_Given instruction:_ Reproduce only the lines that run from the line with "Decode this image" to the last line of the material, both ends included, exactly as they appear.

Stored data:
##########
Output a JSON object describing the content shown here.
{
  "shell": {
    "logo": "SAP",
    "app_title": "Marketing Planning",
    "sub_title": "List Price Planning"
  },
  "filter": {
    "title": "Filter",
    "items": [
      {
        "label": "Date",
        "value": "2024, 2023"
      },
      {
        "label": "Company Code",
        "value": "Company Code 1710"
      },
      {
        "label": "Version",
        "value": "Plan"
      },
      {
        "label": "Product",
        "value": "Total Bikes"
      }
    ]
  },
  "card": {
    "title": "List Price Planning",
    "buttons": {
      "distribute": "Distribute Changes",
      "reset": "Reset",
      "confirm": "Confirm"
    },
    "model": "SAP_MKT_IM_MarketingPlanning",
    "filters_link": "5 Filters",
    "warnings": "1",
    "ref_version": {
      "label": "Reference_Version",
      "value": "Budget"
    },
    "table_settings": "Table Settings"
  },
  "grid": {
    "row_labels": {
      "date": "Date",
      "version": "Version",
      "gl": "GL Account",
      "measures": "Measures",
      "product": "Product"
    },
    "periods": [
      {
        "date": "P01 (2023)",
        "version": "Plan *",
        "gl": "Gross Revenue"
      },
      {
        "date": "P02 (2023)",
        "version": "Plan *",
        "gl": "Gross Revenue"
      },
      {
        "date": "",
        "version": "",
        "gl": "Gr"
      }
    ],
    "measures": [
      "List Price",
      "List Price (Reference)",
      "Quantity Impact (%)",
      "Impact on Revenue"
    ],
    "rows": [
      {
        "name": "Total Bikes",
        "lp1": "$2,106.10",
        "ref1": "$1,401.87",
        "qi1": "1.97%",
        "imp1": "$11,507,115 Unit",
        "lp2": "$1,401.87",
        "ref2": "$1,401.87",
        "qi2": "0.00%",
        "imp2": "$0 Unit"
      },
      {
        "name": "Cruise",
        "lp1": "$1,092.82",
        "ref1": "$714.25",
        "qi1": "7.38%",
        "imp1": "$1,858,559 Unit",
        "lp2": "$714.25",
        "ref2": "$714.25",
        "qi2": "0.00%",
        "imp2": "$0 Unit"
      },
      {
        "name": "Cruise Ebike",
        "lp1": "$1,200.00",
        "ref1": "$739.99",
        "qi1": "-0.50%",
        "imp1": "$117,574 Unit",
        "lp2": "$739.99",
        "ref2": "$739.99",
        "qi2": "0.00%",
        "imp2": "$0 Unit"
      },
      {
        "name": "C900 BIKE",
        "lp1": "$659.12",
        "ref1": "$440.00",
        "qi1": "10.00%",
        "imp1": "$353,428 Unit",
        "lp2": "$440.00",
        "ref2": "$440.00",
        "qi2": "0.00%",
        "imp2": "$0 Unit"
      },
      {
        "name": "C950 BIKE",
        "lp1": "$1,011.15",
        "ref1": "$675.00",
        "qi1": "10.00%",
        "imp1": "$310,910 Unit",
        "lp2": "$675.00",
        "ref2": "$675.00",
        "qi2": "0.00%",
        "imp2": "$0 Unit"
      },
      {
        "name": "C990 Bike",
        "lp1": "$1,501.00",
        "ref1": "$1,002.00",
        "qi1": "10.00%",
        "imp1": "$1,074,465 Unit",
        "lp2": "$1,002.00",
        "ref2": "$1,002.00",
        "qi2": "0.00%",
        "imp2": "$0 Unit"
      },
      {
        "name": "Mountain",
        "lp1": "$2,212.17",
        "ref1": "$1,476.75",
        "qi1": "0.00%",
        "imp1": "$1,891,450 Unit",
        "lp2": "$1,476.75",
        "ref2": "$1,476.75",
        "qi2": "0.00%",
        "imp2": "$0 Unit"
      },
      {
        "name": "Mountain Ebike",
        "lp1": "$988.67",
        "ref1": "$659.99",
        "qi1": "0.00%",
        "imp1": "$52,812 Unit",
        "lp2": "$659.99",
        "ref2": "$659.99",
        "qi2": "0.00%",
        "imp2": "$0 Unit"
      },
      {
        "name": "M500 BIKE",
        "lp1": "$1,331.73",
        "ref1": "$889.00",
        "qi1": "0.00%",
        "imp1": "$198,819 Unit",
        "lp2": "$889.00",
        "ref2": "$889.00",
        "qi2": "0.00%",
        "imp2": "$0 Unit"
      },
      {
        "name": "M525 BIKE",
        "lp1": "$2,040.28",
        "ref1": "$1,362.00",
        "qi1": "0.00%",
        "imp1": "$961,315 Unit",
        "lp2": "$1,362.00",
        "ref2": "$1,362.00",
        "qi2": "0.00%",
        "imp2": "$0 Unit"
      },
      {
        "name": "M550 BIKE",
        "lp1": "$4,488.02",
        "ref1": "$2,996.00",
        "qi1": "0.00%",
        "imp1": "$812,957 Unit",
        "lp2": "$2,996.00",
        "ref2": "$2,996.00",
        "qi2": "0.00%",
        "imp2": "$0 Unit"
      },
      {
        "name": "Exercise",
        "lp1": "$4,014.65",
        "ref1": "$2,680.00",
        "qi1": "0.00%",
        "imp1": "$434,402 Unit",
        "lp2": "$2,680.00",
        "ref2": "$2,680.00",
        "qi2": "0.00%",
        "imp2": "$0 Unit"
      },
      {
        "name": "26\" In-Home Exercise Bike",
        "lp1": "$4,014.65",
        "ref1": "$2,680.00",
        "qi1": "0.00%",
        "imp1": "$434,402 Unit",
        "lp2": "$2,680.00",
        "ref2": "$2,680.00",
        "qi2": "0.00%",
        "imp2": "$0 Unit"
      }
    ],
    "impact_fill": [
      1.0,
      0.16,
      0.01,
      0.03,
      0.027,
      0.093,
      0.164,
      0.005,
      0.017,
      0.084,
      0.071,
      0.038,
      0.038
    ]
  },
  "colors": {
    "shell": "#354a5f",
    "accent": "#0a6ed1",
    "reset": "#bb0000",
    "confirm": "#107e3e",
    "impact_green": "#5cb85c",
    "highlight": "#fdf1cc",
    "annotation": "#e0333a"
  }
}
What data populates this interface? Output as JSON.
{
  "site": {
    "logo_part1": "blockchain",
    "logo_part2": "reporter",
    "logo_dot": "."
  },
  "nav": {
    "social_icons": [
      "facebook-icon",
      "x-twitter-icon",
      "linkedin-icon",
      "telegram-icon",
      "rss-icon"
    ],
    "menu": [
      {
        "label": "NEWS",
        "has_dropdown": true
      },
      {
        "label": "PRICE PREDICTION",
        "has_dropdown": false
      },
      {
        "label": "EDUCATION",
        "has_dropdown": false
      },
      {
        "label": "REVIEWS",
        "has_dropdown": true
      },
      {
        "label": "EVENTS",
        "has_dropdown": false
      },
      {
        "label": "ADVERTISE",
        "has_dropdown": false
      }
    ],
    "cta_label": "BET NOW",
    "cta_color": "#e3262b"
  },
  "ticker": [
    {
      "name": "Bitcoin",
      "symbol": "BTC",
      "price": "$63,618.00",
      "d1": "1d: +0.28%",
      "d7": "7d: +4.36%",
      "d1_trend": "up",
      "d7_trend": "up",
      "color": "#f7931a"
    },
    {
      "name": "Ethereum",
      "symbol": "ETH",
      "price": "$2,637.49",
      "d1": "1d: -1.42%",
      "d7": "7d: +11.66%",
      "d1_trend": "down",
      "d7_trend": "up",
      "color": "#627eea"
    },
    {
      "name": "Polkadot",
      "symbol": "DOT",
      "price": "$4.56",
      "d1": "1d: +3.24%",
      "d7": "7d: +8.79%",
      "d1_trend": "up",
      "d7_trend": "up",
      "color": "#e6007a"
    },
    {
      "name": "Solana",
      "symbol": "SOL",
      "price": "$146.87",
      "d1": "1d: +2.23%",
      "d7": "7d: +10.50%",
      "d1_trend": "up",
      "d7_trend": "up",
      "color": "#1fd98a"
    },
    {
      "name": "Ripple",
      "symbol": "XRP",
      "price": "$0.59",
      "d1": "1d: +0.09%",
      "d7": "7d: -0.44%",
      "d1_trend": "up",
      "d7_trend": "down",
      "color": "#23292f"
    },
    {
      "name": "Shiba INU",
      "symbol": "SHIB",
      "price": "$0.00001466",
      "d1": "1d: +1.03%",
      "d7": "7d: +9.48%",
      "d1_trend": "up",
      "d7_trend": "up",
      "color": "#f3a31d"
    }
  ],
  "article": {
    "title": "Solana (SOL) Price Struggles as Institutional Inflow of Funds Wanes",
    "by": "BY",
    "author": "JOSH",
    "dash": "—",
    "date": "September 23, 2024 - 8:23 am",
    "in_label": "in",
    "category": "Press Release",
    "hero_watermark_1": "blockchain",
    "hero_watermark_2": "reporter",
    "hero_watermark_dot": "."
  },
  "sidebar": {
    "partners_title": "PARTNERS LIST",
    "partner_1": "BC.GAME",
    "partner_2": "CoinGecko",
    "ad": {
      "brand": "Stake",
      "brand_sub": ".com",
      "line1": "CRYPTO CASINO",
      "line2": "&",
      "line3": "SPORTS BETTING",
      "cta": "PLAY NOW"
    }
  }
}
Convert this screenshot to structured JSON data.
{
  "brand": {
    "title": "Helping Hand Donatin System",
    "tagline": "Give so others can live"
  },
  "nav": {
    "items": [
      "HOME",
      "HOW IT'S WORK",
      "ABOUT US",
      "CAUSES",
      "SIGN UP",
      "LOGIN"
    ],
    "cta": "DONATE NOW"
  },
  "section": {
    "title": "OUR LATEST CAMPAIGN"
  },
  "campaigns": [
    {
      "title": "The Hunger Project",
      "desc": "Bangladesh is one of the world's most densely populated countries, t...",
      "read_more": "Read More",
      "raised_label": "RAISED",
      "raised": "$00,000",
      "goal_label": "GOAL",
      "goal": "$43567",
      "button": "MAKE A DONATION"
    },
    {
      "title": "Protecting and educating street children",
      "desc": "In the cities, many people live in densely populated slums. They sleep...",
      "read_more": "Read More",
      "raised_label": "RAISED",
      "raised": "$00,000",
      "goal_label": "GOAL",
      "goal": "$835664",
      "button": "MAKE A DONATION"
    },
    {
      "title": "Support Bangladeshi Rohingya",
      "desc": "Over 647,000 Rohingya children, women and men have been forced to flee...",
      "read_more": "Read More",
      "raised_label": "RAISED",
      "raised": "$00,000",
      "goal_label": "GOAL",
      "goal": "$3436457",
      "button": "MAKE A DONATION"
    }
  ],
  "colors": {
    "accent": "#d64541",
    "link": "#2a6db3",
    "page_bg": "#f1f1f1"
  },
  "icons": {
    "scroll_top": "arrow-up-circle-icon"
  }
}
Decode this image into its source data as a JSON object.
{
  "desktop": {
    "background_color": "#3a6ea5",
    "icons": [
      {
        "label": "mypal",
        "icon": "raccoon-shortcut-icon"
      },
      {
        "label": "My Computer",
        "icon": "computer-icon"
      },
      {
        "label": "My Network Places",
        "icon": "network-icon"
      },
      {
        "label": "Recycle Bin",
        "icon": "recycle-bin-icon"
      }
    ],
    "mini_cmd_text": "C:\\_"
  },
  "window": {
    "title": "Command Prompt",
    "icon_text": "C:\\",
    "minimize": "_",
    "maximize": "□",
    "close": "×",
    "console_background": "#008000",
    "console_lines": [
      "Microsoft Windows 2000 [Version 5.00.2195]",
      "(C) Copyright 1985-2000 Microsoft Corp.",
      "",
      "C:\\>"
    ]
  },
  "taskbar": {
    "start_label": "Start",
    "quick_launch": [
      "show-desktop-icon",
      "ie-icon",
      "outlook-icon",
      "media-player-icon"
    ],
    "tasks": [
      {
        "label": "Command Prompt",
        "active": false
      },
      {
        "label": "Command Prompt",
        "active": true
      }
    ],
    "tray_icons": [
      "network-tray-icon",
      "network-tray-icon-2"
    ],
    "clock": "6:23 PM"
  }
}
##########
_Answer to the exercise:_
Decode this image into its source data as a JSON object.
{
  "desktop": {
    "background_color": "#3a6ea5",
    "icons": [
      {
        "label": "mypal",
        "icon": "raccoon-shortcut-icon"
      },
      {
        "label": "My Computer",
        "icon": "computer-icon"
      },
      {
        "label": "My Network Places",
        "icon": "network-icon"
      },
      {
        "label": "Recycle Bin",
        "icon": "recycle-bin-icon"
      }
    ],
    "mini_cmd_text": "C:\\_"
  },
  "window": {
    "title": "Command Prompt",
    "icon_text": "C:\\",
    "minimize": "_",
    "maximize": "□",
    "close": "×",
    "console_background": "#008000",
    "console_lines": [
      "Microsoft Windows 2000 [Version 5.00.2195]",
      "(C) Copyright 1985-2000 Microsoft Corp.",
      "",
      "C:\\>"
    ]
  },
  "taskbar": {
    "start_label": "Start",
    "quick_launch": [
      "show-desktop-icon",
      "ie-icon",
      "outlook-icon",
      "media-player-icon"
    ],
    "tasks": [
      {
        "label": "Command Prompt",
        "active": false
      },
      {
        "label": "Command Prompt",
        "active": true
      }
    ],
    "tray_icons": [
      "network-tray-icon",
      "network-tray-icon-2"
    ],
    "clock": "6:23 PM"
  }
}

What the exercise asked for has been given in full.